>> begin Dataset records

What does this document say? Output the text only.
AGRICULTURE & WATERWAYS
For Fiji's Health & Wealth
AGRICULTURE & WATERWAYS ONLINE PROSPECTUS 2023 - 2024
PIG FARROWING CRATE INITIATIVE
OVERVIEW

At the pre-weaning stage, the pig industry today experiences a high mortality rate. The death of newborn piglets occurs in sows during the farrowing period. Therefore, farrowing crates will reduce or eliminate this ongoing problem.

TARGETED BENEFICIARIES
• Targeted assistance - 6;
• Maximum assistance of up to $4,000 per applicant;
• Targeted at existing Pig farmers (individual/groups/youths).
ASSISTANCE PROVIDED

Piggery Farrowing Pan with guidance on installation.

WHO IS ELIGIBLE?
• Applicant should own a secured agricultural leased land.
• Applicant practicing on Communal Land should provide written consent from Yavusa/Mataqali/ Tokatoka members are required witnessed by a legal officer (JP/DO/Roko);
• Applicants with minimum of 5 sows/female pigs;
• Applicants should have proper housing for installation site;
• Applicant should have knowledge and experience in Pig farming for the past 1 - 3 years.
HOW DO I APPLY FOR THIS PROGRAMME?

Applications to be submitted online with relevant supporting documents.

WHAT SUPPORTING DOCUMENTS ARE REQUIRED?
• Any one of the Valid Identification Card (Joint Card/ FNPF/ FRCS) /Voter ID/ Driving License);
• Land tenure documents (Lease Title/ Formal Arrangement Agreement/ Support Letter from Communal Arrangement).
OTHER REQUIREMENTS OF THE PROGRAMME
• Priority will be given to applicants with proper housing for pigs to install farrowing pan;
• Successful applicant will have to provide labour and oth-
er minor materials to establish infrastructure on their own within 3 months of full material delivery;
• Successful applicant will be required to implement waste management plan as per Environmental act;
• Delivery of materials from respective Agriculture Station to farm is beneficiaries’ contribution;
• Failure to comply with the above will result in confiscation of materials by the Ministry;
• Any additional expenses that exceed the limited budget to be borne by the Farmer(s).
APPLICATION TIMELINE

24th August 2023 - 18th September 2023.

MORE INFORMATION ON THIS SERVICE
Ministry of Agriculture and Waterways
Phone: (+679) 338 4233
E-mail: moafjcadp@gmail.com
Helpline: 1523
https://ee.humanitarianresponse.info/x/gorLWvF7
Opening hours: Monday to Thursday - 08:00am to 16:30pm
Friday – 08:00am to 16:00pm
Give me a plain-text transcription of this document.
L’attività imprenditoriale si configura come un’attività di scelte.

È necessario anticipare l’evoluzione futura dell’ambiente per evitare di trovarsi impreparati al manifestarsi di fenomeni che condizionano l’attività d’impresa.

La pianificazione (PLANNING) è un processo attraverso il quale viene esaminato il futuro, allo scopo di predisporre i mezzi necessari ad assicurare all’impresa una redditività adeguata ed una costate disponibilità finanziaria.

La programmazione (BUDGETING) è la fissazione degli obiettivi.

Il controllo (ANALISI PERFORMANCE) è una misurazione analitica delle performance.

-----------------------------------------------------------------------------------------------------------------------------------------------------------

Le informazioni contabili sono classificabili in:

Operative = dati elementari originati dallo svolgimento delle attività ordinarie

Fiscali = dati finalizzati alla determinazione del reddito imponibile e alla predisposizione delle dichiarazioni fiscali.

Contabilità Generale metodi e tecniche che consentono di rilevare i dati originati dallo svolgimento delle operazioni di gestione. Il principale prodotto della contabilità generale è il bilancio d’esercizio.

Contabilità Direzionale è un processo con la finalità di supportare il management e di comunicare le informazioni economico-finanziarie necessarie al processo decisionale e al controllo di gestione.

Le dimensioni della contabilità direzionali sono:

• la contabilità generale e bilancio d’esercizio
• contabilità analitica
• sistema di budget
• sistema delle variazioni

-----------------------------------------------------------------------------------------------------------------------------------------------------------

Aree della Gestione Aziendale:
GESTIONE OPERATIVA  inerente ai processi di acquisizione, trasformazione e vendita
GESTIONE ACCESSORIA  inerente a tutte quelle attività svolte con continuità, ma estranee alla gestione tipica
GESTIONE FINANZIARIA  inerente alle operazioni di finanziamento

>> end Dataset records

*Work to be completed*
Output all of the data above without any alteration.

*Answer below*
What does this document say? Output the text only.
AGRICULTURE & WATERWAYS
For Fiji's Health & Wealth
AGRICULTURE & WATERWAYS ONLINE PROSPECTUS 2023 - 2024
PIG FARROWING CRATE INITIATIVE
OVERVIEW

At the pre-weaning stage, the pig industry today experiences a high mortality rate. The death of newborn piglets occurs in sows during the farrowing period. Therefore, farrowing crates will reduce or eliminate this ongoing problem.

TARGETED BENEFICIARIES
• Targeted assistance - 6;
• Maximum assistance of up to $4,000 per applicant;
• Targeted at existing Pig farmers (individual/groups/youths).
ASSISTANCE PROVIDED

Piggery Farrowing Pan with guidance on installation.

WHO IS ELIGIBLE?
• Applicant should own a secured agricultural leased land.
• Applicant practicing on Communal Land should provide written consent from Yavusa/Mataqali/ Tokatoka members are required witnessed by a legal officer (JP/DO/Roko);
• Applicants with minimum of 5 sows/female pigs;
• Applicants should have proper housing for installation site;
• Applicant should have knowledge and experience in Pig farming for the past 1 - 3 years.
HOW DO I APPLY FOR THIS PROGRAMME?

Applications to be submitted online with relevant supporting documents.

WHAT SUPPORTING DOCUMENTS ARE REQUIRED?
• Any one of the Valid Identification Card (Joint Card/ FNPF/ FRCS) /Voter ID/ Driving License);
• Land tenure documents (Lease Title/ Formal Arrangement Agreement/ Support Letter from Communal Arrangement).
OTHER REQUIREMENTS OF THE PROGRAMME
• Priority will be given to applicants with proper housing for pigs to install farrowing pan;
• Successful applicant will have to provide labour and oth-
er minor materials to establish infrastructure on their own within 3 months of full material delivery;
• Successful applicant will be required to implement waste management plan as per Environmental act;
• Delivery of materials from respective Agriculture Station to farm is beneficiaries’ contribution;
• Failure to comply with the above will result in confiscation of materials by the Ministry;
• Any additional expenses that exceed the limited budget to be borne by the Farmer(s).
APPLICATION TIMELINE

24th August 2023 - 18th September 2023.

MORE INFORMATION ON THIS SERVICE
Ministry of Agriculture and Waterways
Phone: (+679) 338 4233
E-mail: moafjcadp@gmail.com
Helpline: 1523
https://ee.humanitarianresponse.info/x/gorLWvF7
Opening hours: Monday to Thursday - 08:00am to 16:30pm
Friday – 08:00am to 16:00pm
Give me a plain-text transcription of this document.
L’attività imprenditoriale si configura come un’attività di scelte.

È necessario anticipare l’evoluzione futura dell’ambiente per evitare di trovarsi impreparati al manifestarsi di fenomeni che condizionano l’attività d’impresa.

La pianificazione (PLANNING) è un processo attraverso il quale viene esaminato il futuro, allo scopo di predisporre i mezzi necessari ad assicurare all’impresa una redditività adeguata ed una costate disponibilità finanziaria.

La programmazione (BUDGETING) è la fissazione degli obiettivi.

Il controllo (ANALISI PERFORMANCE) è una misurazione analitica delle performance.

-----------------------------------------------------------------------------------------------------------------------------------------------------------

Le informazioni contabili sono classificabili in:

Operative = dati elementari originati dallo svolgimento delle attività ordinarie

Fiscali = dati finalizzati alla determinazione del reddito imponibile e alla predisposizione delle dichiarazioni fiscali.

Contabilità Generale metodi e tecniche che consentono di rilevare i dati originati dallo svolgimento delle operazioni di gestione. Il principale prodotto della contabilità generale è il bilancio d’esercizio.

Contabilità Direzionale è un processo con la finalità di supportare il management e di comunicare le informazioni economico-finanziarie necessarie al processo decisionale e al controllo di gestione.

Le dimensioni della contabilità direzionali sono:

• la contabilità generale e bilancio d’esercizio
• contabilità analitica
• sistema di budget
• sistema delle variazioni

-----------------------------------------------------------------------------------------------------------------------------------------------------------

Aree della Gestione Aziendale:
GESTIONE OPERATIVA  inerente ai processi di acquisizione, trasformazione e vendita
GESTIONE ACCESSORIA  inerente a tutte quelle attività svolte con continuità, ma estranee alla gestione tipica
GESTIONE FINANZIARIA  inerente alle operazioni di finanziamento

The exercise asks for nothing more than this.